This is the last one, I promise.
On top of "[PATCH rc1-mm3] timers: kill timer_list->lock", see
http://marc.theaimsgroup.com/?l=linux-kernel&m=111193319932543

This patch adds lock_timer() helper, which locks timer's base,
and checks it is still the same and != NULL.

After the previous patch the timer's base is never NULL. With
this patch __mod_timer() temporaly sets ->_base = __TIMER_PENDING
after deletion of timer, so the timer is still pending and can't
be locked by lock_timer().

The result is that __mod_timer() does not need to lock both bases.
Now it can do:
        old_base = lock_timer()
        list_del(timer)
        __set_base(timer, NULL, 1)
        unlock(old_base)
                // The timer can't be seen by __run_timers(old_base).
                // Still pending, del_timer() will call lock_timer().
                // Nobody can modify it, lock_timer() will wait.
        lock_new(new_base)
        add timer
        unlock(new_base)

This slightly speedups __mod_timer(), and in my opinion simplifies
the code. I hope it may also improve scalability of timers.

Signed-off-by: Oleg Nesterov <[EMAIL PROTECTED]>

--- rc1-mm3/include/linux/timer.h~      2005-03-28 22:42:38.000000000 +0400
+++ rc1-mm3/include/linux/timer.h       2005-03-29 00:42:49.000000000 +0400
@@ -33,11 +33,6 @@ struct timer_list {
 
 #define        __TIMER_PENDING 1
 
-static inline int __timer_pending(struct tvec_t_base_s *base)
-{
-       return ((unsigned long)base & __TIMER_PENDING) != 0;
-}
-
 #define TIMER_MAGIC    0x4b87ad6e
 
 extern struct fake_timer_base fake_timer_base;
@@ -64,7 +59,7 @@ void fastcall init_timer(struct timer_li
  */
 static inline int timer_pending(const struct timer_list * timer)
 {
-       return __timer_pending(timer->_base);
+       return ((unsigned long)timer->_base & __TIMER_PENDING) != 0;
 }
 
 extern void add_timer_on(struct timer_list *timer, int cpu);
--- rc1-mm3/kernel/timer.c~     2005-03-27 21:07:29.000000000 +0400
+++ rc1-mm3/kernel/timer.c      2005-03-29 00:42:49.000000000 +0400
@@ -199,56 +199,59 @@ static void internal_add_timer(tvec_base
        list_add_tail(&timer->entry, vec);
 }
 
+static tvec_base_t *lock_timer(struct timer_list *timer, unsigned long *flags)
******
Continue the kernel timer patch, starting right after its last line.

● **Record set**
******
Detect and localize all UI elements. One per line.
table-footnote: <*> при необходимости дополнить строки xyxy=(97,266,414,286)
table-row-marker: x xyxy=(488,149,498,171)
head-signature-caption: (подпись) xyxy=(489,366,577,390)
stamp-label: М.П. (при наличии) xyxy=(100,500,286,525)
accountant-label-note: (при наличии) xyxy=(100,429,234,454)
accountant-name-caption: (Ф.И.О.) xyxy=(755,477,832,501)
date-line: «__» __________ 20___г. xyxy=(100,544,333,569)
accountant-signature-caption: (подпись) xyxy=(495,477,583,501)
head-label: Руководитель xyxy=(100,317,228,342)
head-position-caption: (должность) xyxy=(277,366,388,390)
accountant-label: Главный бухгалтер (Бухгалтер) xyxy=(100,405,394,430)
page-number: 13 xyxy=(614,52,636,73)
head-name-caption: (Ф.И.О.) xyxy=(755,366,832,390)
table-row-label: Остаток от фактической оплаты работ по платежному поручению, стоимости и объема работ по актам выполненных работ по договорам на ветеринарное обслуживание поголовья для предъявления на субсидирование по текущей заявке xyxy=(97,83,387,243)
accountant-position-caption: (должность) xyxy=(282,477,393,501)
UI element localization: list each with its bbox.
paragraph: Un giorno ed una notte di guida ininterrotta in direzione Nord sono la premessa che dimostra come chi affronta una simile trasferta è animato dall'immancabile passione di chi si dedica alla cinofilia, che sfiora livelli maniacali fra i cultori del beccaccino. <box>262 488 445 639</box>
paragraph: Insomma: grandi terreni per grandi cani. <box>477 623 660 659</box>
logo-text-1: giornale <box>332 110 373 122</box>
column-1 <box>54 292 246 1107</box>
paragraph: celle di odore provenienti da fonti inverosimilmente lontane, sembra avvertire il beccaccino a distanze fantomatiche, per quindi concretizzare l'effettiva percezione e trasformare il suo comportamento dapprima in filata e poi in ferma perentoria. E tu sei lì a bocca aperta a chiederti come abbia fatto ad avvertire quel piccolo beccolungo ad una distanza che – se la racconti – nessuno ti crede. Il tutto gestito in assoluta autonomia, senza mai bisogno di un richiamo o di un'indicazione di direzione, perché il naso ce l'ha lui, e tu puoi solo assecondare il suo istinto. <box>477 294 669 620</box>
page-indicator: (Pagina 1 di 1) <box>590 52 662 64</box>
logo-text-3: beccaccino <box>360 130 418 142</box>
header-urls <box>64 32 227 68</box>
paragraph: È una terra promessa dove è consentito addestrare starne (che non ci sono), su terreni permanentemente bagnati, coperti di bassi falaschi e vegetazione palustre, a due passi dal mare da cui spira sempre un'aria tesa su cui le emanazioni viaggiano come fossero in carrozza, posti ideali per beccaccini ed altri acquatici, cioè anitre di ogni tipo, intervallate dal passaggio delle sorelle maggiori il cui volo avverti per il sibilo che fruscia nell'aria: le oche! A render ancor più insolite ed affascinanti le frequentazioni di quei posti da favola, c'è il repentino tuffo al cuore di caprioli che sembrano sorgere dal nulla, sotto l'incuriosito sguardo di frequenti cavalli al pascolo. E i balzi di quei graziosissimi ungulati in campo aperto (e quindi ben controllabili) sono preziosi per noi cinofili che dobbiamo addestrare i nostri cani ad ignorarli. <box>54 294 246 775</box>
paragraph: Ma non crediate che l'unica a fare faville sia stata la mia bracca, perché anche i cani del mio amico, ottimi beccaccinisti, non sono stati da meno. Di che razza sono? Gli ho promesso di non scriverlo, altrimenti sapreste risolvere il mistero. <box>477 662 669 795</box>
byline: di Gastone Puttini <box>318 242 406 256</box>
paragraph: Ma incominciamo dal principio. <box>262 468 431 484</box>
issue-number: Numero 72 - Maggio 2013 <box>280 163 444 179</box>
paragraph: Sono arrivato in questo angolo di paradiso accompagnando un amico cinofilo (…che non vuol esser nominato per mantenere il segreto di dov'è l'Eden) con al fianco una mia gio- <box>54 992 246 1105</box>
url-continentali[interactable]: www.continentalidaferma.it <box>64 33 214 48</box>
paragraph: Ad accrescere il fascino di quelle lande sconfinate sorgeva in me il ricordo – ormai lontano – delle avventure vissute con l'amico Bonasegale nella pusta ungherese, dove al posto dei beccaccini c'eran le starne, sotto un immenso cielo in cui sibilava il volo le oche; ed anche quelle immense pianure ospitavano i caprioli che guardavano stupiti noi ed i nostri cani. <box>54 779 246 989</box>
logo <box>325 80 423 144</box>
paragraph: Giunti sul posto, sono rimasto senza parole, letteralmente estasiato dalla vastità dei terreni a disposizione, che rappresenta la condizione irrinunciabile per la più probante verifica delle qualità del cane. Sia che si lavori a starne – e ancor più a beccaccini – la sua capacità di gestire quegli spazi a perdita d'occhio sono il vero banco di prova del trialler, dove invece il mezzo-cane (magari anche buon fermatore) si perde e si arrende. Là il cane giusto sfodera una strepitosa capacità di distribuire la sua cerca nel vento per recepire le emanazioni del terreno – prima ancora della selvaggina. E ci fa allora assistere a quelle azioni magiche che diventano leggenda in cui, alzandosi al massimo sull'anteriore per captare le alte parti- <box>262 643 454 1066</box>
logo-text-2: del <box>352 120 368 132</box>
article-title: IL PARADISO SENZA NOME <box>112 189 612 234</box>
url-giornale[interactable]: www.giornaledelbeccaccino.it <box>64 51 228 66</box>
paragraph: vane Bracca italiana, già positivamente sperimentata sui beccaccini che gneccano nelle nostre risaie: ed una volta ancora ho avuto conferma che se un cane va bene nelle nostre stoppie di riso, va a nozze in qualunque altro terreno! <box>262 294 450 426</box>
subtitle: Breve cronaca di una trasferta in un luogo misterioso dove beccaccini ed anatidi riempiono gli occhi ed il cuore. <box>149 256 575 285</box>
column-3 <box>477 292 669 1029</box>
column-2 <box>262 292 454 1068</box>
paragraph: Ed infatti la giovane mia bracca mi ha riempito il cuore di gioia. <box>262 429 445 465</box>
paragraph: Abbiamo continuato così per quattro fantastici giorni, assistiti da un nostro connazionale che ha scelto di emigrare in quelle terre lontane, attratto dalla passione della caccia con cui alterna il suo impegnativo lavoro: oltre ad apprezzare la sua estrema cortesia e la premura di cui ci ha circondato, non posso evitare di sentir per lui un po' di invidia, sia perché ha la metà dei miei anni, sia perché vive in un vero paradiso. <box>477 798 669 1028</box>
******
● **Response for this exercise**
+{
+       tvec_base_t *base;
+
+       for (;;) {
+               base = timer_base(timer);
+               /* Can be NULL when __mod_timer switches bases */
+               if (likely(base)) {
+                       spin_lock_irqsave(&base->lock, *flags);
+                       if (likely(base == timer_base(timer)))
+                               return base;
+                       spin_unlock_irqrestore(&base->lock, *flags);
+               }
+               cpu_relax();
+       }
+}
+
 int __mod_timer(struct timer_list *timer, unsigned long expires)
 {
-       tvec_base_t *old_base, *new_base;
+       tvec_base_t *base, *new_base;
        unsigned long flags;
-       int new_lock;
        int ret = -1;
 
        BUG_ON(!timer->function);
        check_timer(timer);
 
        do {
-               local_irq_save(flags);
+               base = lock_timer(timer, &flags);
                new_base = &__get_cpu_var(tvec_bases);
-               old_base = timer_base(timer);
 
-               /* Prevent AB-BA deadlocks.
-                * NOTE: (old_base == new_base) => (new_lock == 0)
-                */
-               new_lock = old_base < new_base;
-               if (new_lock)
-                       spin_lock(&new_base->lock);
-               spin_lock(&old_base->lock);
-
-               if (timer_base(timer) != old_base)
+               if (base != new_base
+                       && base->running_timer == timer)
                        goto unlock;
 
-               if (old_base != new_base) {
-                       /* Ensure the timer is serialized. */
-                       if (old_base->running_timer == timer)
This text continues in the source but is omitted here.